Reproduce every line of the data below word for word. Leave the pictures out of your answer.

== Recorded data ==
%%
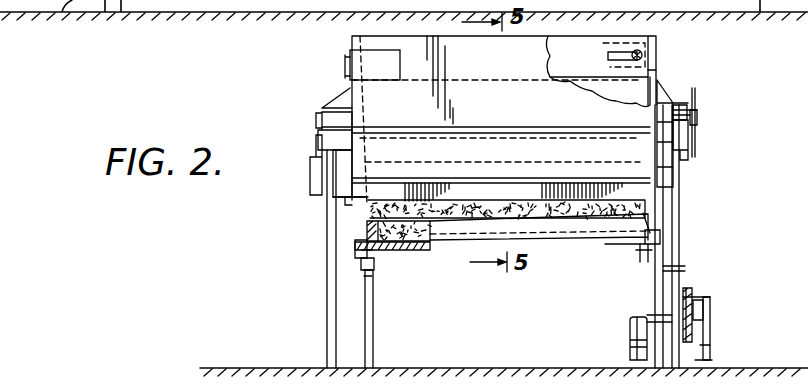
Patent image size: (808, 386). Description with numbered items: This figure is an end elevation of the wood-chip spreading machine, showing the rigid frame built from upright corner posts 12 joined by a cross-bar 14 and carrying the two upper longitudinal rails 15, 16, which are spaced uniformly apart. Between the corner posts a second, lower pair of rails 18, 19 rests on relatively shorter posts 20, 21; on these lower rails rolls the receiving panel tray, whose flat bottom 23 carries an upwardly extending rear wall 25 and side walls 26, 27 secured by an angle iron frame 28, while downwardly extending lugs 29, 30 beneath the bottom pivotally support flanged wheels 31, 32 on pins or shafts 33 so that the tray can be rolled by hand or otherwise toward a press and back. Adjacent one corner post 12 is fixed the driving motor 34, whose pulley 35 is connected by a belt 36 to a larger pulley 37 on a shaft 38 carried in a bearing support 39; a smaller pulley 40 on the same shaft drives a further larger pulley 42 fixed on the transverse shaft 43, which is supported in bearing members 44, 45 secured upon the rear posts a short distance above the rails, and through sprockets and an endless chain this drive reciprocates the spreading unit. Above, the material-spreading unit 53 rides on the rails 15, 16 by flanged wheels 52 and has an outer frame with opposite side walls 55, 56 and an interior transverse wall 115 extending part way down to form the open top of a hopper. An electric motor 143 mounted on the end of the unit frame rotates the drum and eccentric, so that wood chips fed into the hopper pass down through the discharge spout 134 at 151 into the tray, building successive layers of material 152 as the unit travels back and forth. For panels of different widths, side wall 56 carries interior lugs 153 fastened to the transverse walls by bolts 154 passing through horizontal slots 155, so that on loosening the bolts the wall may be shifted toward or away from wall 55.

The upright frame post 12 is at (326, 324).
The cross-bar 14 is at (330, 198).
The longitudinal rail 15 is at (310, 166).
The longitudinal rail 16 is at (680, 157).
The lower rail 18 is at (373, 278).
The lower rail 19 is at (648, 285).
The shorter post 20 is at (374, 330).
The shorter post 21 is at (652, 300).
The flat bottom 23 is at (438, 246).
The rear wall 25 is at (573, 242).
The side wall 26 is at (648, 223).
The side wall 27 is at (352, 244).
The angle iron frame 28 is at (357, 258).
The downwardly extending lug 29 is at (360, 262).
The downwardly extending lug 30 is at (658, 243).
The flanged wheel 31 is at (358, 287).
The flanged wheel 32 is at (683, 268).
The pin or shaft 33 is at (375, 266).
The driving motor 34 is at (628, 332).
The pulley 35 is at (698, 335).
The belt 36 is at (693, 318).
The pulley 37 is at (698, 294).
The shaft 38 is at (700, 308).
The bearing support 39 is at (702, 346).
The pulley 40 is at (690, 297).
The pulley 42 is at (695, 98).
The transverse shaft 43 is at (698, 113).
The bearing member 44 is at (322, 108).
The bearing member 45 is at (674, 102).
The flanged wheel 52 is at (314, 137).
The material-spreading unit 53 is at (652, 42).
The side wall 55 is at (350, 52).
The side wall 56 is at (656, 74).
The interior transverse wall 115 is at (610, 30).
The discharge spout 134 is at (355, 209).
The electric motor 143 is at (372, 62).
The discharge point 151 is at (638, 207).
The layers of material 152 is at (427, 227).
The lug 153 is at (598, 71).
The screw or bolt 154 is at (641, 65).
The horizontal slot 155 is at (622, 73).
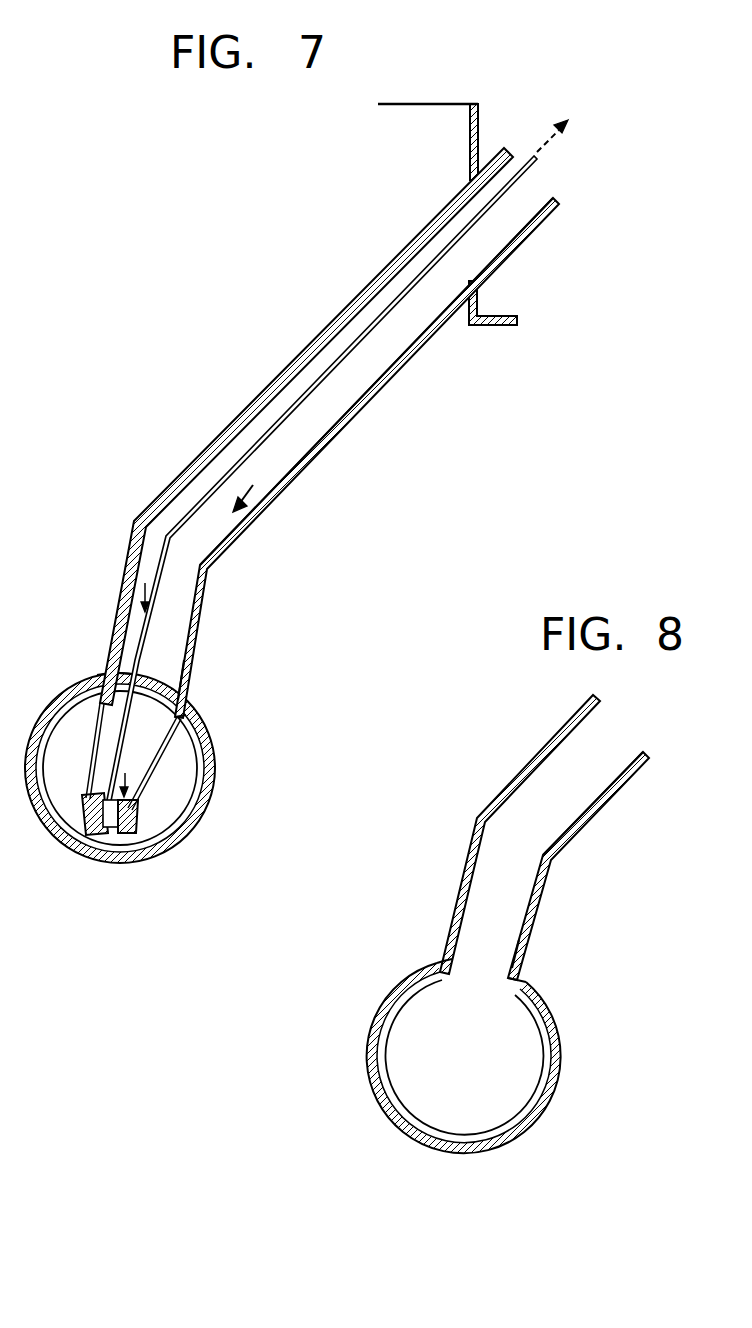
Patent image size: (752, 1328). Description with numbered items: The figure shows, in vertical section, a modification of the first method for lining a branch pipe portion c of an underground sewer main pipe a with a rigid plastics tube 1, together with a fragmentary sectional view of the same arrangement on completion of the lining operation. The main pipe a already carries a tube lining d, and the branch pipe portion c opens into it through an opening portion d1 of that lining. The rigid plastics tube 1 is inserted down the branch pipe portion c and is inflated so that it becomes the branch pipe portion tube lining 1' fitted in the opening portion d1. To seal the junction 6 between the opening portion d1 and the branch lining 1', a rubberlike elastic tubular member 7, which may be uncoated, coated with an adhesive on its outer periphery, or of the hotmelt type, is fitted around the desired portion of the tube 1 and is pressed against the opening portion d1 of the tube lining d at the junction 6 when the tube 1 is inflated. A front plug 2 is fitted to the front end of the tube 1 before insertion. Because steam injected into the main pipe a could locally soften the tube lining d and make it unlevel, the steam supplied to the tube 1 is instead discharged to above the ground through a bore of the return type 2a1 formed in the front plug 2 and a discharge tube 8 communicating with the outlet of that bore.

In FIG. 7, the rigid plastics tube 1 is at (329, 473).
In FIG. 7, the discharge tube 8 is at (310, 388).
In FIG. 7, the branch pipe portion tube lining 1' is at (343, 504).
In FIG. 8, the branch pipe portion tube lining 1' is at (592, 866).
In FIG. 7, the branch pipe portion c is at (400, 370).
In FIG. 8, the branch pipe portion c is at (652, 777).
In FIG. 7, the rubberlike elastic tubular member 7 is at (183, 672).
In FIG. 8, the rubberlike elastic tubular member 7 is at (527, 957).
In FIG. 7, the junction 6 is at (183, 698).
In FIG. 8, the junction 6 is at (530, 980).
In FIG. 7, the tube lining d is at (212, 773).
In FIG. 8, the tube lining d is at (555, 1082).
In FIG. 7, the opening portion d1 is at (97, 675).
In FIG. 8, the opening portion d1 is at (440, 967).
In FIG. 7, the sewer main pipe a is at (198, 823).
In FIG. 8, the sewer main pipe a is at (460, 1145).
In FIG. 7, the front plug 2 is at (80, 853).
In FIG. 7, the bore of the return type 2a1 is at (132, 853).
%%
== Complete output ==
Patent image size: (808, 386). Description with numbered items: This figure is an end elevation of the wood-chip spreading machine, showing the rigid frame built from upright corner posts 12 joined by a cross-bar 14 and carrying the two upper longitudinal rails 15, 16, which are spaced uniformly apart. Between the corner posts a second, lower pair of rails 18, 19 rests on relatively shorter posts 20, 21; on these lower rails rolls the receiving panel tray, whose flat bottom 23 carries an upwardly extending rear wall 25 and side walls 26, 27 secured by an angle iron frame 28, while downwardly extending lugs 29, 30 beneath the bottom pivotally support flanged wheels 31, 32 on pins or shafts 33 so that the tray can be rolled by hand or otherwise toward a press and back. Adjacent one corner post 12 is fixed the driving motor 34, whose pulley 35 is connected by a belt 36 to a larger pulley 37 on a shaft 38 carried in a bearing support 39; a smaller pulley 40 on the same shaft drives a further larger pulley 42 fixed on the transverse shaft 43, which is supported in bearing members 44, 45 secured upon the rear posts a short distance above the rails, and through sprockets and an endless chain this drive reciprocates the spreading unit. Above, the material-spreading unit 53 rides on the rails 15, 16 by flanged wheels 52 and has an outer frame with opposite side walls 55, 56 and an interior transverse wall 115 extending part way down to form the open top of a hopper. An electric motor 143 mounted on the end of the unit frame rotates the drum and eccentric, so that wood chips fed into the hopper pass down through the discharge spout 134 at 151 into the tray, building successive layers of material 152 as the unit travels back and forth. For panels of different widths, side wall 56 carries interior lugs 153 fastened to the transverse walls by bolts 154 passing through horizontal slots 155, so that on loosening the bolts the wall may be shifted toward or away from wall 55.

The upright frame post 12 is at (326, 324).
The cross-bar 14 is at (330, 198).
The longitudinal rail 15 is at (310, 166).
The longitudinal rail 16 is at (680, 157).
The lower rail 18 is at (373, 278).
The lower rail 19 is at (648, 285).
The shorter post 20 is at (374, 330).
The shorter post 21 is at (652, 300).
The flat bottom 23 is at (438, 246).
The rear wall 25 is at (573, 242).
The side wall 26 is at (648, 223).
The side wall 27 is at (352, 244).
The angle iron frame 28 is at (357, 258).
The downwardly extending lug 29 is at (360, 262).
The downwardly extending lug 30 is at (658, 243).
The flanged wheel 31 is at (358, 287).
The flanged wheel 32 is at (683, 268).
The pin or shaft 33 is at (375, 266).
The driving motor 34 is at (628, 332).
The pulley 35 is at (698, 335).
The belt 36 is at (693, 318).
The pulley 37 is at (698, 294).
The shaft 38 is at (700, 308).
The bearing support 39 is at (702, 346).
The pulley 40 is at (690, 297).
The pulley 42 is at (695, 98).
The transverse shaft 43 is at (698, 113).
The bearing member 44 is at (322, 108).
The bearing member 45 is at (674, 102).
The flanged wheel 52 is at (314, 137).
The material-spreading unit 53 is at (652, 42).
The side wall 55 is at (350, 52).
The side wall 56 is at (656, 74).
The interior transverse wall 115 is at (610, 30).
The discharge spout 134 is at (355, 209).
The electric motor 143 is at (372, 62).
The discharge point 151 is at (638, 207).
The layers of material 152 is at (427, 227).
The lug 153 is at (598, 71).
The screw or bolt 154 is at (641, 65).
The horizontal slot 155 is at (622, 73).
Patent image size: (752, 1328). Description with numbered items: The figure shows, in vertical section, a modification of the first method for lining a branch pipe portion c of an underground sewer main pipe a with a rigid plastics tube 1, together with a fragmentary sectional view of the same arrangement on completion of the lining operation. The main pipe a already carries a tube lining d, and the branch pipe portion c opens into it through an opening portion d1 of that lining. The rigid plastics tube 1 is inserted down the branch pipe portion c and is inflated so that it becomes the branch pipe portion tube lining 1' fitted in the opening portion d1. To seal the junction 6 between the opening portion d1 and the branch lining 1', a rubberlike elastic tubular member 7, which may be uncoated, coated with an adhesive on its outer periphery, or of the hotmelt type, is fitted around the desired portion of the tube 1 and is pressed against the opening portion d1 of the tube lining d at the junction 6 when the tube 1 is inflated. A front plug 2 is fitted to the front end of the tube 1 before insertion. Because steam injected into the main pipe a could locally soften the tube lining d and make it unlevel, the steam supplied to the tube 1 is instead discharged to above the ground through a bore of the return type 2a1 formed in the front plug 2 and a discharge tube 8 communicating with the outlet of that bore.

In FIG. 7, the rigid plastics tube 1 is at (329, 473).
In FIG. 7, the discharge tube 8 is at (310, 388).
In FIG. 7, the branch pipe portion tube lining 1' is at (343, 504).
In FIG. 8, the branch pipe portion tube lining 1' is at (592, 866).
In FIG. 7, the branch pipe portion c is at (400, 370).
In FIG. 8, the branch pipe portion c is at (652, 777).
In FIG. 7, the rubberlike elastic tubular member 7 is at (183, 672).
In FIG. 8, the rubberlike elastic tubular member 7 is at (527, 957).
In FIG. 7, the junction 6 is at (183, 698).
In FIG. 8, the junction 6 is at (530, 980).
In FIG. 7, the tube lining d is at (212, 773).
In FIG. 8, the tube lining d is at (555, 1082).
In FIG. 7, the opening portion d1 is at (97, 675).
In FIG. 8, the opening portion d1 is at (440, 967).
In FIG. 7, the sewer main pipe a is at (198, 823).
In FIG. 8, the sewer main pipe a is at (460, 1145).
In FIG. 7, the front plug 2 is at (80, 853).
In FIG. 7, the bore of the return type 2a1 is at (132, 853).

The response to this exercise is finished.